> _What to work on_
Will you transcribe the entries that follow, exactly and in full?

> _Available records_
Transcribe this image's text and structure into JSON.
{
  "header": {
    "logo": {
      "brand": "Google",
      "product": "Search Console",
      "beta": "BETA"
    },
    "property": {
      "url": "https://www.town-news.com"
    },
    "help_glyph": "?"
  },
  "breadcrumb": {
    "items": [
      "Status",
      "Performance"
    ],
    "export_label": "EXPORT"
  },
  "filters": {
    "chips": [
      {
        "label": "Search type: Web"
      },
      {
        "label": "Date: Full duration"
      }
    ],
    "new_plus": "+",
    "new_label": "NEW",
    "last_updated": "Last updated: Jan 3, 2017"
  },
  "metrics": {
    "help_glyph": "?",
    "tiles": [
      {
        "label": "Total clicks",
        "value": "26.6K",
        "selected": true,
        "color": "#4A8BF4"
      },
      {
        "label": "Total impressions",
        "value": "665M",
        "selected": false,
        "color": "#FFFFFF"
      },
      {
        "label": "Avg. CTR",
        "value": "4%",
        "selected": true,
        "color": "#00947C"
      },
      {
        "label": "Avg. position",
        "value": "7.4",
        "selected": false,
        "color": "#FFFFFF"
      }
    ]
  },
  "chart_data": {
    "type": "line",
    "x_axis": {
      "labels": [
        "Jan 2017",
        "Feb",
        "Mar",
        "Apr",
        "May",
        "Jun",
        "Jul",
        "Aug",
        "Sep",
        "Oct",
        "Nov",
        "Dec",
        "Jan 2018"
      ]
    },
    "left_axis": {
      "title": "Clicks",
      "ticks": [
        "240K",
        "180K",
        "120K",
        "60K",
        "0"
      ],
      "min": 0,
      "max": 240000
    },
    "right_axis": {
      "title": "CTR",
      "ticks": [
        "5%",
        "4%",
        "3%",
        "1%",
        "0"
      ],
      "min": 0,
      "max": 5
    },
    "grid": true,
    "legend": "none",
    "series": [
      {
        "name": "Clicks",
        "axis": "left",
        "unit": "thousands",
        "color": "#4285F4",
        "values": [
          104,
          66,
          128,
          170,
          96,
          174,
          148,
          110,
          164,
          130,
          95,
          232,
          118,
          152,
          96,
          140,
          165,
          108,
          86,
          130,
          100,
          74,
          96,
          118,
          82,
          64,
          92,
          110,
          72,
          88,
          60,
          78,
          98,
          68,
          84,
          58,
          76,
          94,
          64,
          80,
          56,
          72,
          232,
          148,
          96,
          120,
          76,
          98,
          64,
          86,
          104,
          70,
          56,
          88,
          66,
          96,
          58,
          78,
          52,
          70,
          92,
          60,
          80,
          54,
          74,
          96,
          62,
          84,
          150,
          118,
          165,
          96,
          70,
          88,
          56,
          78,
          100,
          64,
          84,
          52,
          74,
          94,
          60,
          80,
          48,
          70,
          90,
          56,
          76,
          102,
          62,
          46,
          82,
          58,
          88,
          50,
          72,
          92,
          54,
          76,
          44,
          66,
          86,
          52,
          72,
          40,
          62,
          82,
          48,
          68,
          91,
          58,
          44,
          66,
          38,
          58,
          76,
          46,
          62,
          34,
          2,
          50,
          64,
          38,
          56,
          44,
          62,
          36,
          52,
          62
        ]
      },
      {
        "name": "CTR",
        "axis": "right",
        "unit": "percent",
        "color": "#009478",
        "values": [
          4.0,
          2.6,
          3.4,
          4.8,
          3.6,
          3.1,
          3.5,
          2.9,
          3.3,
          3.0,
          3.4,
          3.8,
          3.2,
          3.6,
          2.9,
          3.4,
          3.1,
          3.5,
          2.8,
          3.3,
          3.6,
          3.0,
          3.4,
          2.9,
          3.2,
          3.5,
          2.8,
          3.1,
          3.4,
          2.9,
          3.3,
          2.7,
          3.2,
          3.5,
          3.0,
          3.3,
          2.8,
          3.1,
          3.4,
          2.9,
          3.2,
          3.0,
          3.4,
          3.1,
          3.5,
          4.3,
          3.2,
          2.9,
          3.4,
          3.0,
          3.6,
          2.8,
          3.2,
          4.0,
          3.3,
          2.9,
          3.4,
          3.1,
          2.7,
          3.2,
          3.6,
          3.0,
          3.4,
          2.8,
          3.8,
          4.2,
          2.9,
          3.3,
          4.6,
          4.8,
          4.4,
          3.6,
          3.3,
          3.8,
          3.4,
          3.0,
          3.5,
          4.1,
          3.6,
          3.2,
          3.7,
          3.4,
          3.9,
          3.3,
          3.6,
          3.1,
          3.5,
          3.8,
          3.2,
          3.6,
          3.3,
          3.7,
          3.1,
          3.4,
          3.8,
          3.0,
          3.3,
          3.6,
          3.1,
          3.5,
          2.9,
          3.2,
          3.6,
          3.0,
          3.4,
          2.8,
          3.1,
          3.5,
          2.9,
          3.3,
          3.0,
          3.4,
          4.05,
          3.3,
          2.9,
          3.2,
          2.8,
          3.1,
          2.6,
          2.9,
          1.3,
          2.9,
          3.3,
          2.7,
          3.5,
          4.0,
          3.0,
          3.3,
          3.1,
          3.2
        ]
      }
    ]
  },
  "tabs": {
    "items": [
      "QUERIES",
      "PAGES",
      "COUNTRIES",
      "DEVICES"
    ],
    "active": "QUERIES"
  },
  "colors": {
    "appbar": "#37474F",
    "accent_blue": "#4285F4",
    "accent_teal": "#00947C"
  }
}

> _Response_
Transcribe this image's text and structure into JSON.
{
  "header": {
    "logo": {
      "brand": "Google",
      "product": "Search Console",
      "beta": "BETA"
    },
    "property": {
      "url": "https://www.town-news.com"
    },
    "help_glyph": "?"
  },
  "breadcrumb": {
    "items": [
      "Status",
      "Performance"
    ],
    "export_label": "EXPORT"
  },
  "filters": {
    "chips": [
      {
        "label": "Search type: Web"
      },
      {
        "label": "Date: Full duration"
      }
    ],
    "new_plus": "+",
    "new_label": "NEW",
    "last_updated": "Last updated: Jan 3, 2017"
  },
  "metrics": {
    "help_glyph": "?",
    "tiles": [
      {
        "label": "Total clicks",
        "value": "26.6K",
        "selected": true,
        "color": "#4A8BF4"
      },
      {
        "label": "Total impressions",
        "value": "665M",
        "selected": false,
        "color": "#FFFFFF"
      },
      {
        "label": "Avg. CTR",
        "value": "4%",
        "selected": true,
        "color": "#00947C"
      },
      {
        "label": "Avg. position",
        "value": "7.4",
        "selected": false,
        "color": "#FFFFFF"
      }
    ]
  },
  "chart_data": {
    "type": "line",
    "x_axis": {
      "labels": [
        "Jan 2017",
        "Feb",
        "Mar",
        "Apr",
        "May",
        "Jun",
        "Jul",
        "Aug",
        "Sep",
        "Oct",
        "Nov",
        "Dec",
        "Jan 2018"
      ]
    },
    "left_axis": {
      "title": "Clicks",
      "ticks": [
        "240K",
        "180K",
        "120K",
        "60K",
        "0"
      ],
      "min": 0,
      "max": 240000
    },
    "right_axis": {
      "title": "CTR",
      "ticks": [
        "5%",
        "4%",
        "3%",
        "1%",
        "0"
      ],
      "min": 0,
      "max": 5
    },
    "grid": true,
    "legend": "none",
    "series": [
      {
        "name": "Clicks",
        "axis": "left",
        "unit": "thousands",
        "color": "#4285F4",
        "values": [
          104,
          66,
          128,
          170,
          96,
          174,
          148,
          110,
          164,
          130,
          95,
          232,
          118,
          152,
          96,
          140,
          165,
          108,
          86,
          130,
          100,
          74,
          96,
          118,
          82,
          64,
          92,
          110,
          72,
          88,
          60,
          78,
          98,
          68,
          84,
          58,
          76,
          94,
          64,
          80,
          56,
          72,
          232,
          148,
          96,
          120,
          76,
          98,
          64,
          86,
          104,
          70,
          56,
          88,
          66,
          96,
          58,
          78,
          52,
          70,
          92,
          60,
          80,
          54,
          74,
          96,
          62,
          84,
          150,
          118,
          165,
          96,
          70,
          88,
          56,
          78,
          100,
          64,
          84,
          52,
          74,
          94,
          60,
          80,
          48,
          70,
          90,
          56,
          76,
          102,
          62,
          46,
          82,
          58,
          88,
          50,
          72,
          92,
          54,
          76,
          44,
          66,
          86,
          52,
          72,
          40,
          62,
          82,
          48,
          68,
          91,
          58,
          44,
          66,
          38,
          58,
          76,
          46,
          62,
          34,
          2,
          50,
          64,
          38,
          56,
          44,
          62,
          36,
          52,
          62
        ]
      },
      {
        "name": "CTR",
        "axis": "right",
        "unit": "percent",
        "color": "#009478",
        "values": [
          4.0,
          2.6,
          3.4,
          4.8,
          3.6,
          3.1,
          3.5,
          2.9,
          3.3,
          3.0,
          3.4,
          3.8,
          3.2,
          3.6,
          2.9,
          3.4,
          3.1,
          3.5,
          2.8,
          3.3,
          3.6,
          3.0,
          3.4,
          2.9,
          3.2,
          3.5,
          2.8,
          3.1,
          3.4,
          2.9,
          3.3,
          2.7,
          3.2,
          3.5,
          3.0,
          3.3,
          2.8,
          3.1,
          3.4,
          2.9,
          3.2,
          3.0,
          3.4,
          3.1,
          3.5,
          4.3,
          3.2,
          2.9,
          3.4,
          3.0,
          3.6,
          2.8,
          3.2,
          4.0,
          3.3,
          2.9,
          3.4,
          3.1,
          2.7,
          3.2,
          3.6,
          3.0,
          3.4,
          2.8,
          3.8,
          4.2,
          2.9,
          3.3,
          4.6,
          4.8,
          4.4,
          3.6,
          3.3,
          3.8,
          3.4,
          3.0,
          3.5,
          4.1,
          3.6,
          3.2,
          3.7,
          3.4,
          3.9,
          3.3,
          3.6,
          3.1,
          3.5,
          3.8,
          3.2,
          3.6,
          3.3,
          3.7,
          3.1,
          3.4,
          3.8,
          3.0,
          3.3,
          3.6,
          3.1,
          3.5,
          2.9,
          3.2,
          3.6,
          3.0,
          3.4,
          2.8,
          3.1,
          3.5,
          2.9,
          3.3,
          3.0,
          3.4,
          4.05,
          3.3,
          2.9,
          3.2,
          2.8,
          3.1,
          2.6,
          2.9,
          1.3,
          2.9,
          3.3,
          2.7,
          3.5,
          4.0,
          3.0,
          3.3,
          3.1,
          3.2
        ]
      }
    ]
  },
  "tabs": {
    "items": [
      "QUERIES",
      "PAGES",
      "COUNTRIES",
      "DEVICES"
    ],
    "active": "QUERIES"
  },
  "colors": {
    "appbar": "#37474F",
    "accent_blue": "#4285F4",
    "accent_teal": "#00947C"
  }
}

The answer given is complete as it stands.